● Exercise directions
Go through the listing and pick out each line with the word "systems" in it.
::: Supplied information
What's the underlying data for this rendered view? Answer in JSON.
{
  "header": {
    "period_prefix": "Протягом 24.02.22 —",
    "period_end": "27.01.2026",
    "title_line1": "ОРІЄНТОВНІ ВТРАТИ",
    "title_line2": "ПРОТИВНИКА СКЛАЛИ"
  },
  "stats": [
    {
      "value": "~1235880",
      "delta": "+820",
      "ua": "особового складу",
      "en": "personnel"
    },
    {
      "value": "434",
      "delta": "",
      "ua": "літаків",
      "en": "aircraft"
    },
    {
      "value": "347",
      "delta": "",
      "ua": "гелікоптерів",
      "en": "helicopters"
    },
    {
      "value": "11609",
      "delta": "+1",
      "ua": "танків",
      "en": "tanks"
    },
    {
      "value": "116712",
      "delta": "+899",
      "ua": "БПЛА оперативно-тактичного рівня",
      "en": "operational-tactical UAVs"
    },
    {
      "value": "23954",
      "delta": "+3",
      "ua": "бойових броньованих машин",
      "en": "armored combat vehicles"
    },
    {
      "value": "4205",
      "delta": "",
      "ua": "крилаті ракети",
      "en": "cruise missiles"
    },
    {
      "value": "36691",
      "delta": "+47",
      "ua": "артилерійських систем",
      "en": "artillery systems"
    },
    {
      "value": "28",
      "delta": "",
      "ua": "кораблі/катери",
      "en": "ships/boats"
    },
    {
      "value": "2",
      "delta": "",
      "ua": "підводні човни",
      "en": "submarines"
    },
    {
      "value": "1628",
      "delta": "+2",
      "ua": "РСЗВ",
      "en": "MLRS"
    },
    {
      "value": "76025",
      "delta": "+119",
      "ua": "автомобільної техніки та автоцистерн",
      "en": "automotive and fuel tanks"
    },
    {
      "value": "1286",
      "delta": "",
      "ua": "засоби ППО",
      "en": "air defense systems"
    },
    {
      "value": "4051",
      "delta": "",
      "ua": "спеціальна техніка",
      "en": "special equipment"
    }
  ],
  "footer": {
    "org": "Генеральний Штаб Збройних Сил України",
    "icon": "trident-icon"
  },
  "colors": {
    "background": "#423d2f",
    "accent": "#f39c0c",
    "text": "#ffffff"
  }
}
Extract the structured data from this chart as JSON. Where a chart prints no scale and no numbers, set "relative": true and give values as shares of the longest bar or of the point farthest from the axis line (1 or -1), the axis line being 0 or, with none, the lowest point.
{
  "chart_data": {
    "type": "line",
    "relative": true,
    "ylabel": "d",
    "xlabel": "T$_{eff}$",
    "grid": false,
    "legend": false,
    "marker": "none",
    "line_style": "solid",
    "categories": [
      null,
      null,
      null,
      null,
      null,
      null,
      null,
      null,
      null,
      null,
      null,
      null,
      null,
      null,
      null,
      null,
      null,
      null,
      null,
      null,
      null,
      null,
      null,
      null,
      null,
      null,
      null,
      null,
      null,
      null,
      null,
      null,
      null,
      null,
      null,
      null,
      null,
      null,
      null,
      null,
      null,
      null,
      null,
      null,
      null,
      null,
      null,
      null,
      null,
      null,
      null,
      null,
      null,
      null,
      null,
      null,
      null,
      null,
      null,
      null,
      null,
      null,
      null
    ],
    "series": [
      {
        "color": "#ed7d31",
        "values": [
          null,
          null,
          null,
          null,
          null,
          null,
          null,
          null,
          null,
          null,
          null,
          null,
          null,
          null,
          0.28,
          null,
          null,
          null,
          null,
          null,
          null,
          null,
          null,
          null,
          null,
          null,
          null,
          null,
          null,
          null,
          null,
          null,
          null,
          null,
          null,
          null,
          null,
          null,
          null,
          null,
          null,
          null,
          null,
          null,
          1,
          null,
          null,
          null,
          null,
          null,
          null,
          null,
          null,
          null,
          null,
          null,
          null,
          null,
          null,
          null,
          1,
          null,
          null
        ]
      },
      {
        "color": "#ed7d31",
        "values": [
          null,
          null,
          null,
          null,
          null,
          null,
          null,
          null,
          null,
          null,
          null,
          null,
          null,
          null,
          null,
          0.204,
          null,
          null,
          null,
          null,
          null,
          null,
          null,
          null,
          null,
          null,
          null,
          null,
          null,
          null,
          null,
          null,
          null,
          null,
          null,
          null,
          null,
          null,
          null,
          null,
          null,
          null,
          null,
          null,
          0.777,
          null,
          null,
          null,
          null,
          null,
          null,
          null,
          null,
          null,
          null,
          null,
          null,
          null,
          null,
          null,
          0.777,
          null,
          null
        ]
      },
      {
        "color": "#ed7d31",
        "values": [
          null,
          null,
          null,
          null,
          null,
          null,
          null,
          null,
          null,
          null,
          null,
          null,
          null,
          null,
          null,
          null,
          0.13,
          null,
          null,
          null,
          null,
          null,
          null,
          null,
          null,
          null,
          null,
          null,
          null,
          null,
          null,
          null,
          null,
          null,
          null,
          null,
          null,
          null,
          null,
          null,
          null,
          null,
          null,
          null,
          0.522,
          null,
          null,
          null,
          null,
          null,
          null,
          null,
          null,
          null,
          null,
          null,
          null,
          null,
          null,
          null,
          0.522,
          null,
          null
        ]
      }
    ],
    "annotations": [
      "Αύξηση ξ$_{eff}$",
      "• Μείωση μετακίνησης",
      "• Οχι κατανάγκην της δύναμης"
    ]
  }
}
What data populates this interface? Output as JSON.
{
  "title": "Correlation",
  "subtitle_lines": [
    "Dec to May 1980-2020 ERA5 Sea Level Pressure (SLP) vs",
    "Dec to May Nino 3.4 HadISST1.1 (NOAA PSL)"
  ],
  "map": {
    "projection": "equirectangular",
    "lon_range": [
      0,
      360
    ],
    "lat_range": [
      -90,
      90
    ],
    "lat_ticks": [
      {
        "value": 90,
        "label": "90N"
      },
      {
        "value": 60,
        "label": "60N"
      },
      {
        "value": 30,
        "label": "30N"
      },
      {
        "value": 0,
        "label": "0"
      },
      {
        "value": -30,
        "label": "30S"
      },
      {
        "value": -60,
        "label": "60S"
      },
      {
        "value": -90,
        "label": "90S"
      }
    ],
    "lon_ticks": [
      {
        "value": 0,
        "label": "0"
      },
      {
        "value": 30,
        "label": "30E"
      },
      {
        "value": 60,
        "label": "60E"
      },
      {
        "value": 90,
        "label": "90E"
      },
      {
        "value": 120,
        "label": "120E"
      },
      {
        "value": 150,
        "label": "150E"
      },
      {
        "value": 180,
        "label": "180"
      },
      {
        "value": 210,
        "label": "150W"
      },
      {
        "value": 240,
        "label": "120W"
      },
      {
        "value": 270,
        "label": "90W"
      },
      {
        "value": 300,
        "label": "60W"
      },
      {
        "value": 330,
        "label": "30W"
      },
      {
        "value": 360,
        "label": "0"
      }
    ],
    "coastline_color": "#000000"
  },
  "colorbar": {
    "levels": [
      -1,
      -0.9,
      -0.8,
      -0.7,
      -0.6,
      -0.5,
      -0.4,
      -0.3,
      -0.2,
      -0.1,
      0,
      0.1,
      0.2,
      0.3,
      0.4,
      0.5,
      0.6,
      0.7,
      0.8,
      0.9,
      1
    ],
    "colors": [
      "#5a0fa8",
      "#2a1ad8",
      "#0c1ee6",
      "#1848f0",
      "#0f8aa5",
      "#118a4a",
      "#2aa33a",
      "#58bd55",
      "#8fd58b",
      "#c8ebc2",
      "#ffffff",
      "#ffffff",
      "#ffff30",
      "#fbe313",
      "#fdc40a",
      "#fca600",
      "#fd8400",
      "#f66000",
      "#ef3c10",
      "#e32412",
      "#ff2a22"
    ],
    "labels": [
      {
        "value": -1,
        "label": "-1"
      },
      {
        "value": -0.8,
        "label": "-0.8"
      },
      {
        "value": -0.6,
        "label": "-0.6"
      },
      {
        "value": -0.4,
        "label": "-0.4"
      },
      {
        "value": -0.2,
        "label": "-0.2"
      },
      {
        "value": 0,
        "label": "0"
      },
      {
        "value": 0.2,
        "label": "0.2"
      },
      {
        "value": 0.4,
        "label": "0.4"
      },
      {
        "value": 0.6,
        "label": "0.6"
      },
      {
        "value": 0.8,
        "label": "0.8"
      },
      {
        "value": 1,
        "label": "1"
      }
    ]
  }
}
::::::
● Completed task
      "en": "artillery systems"
      "en": "air defense systems"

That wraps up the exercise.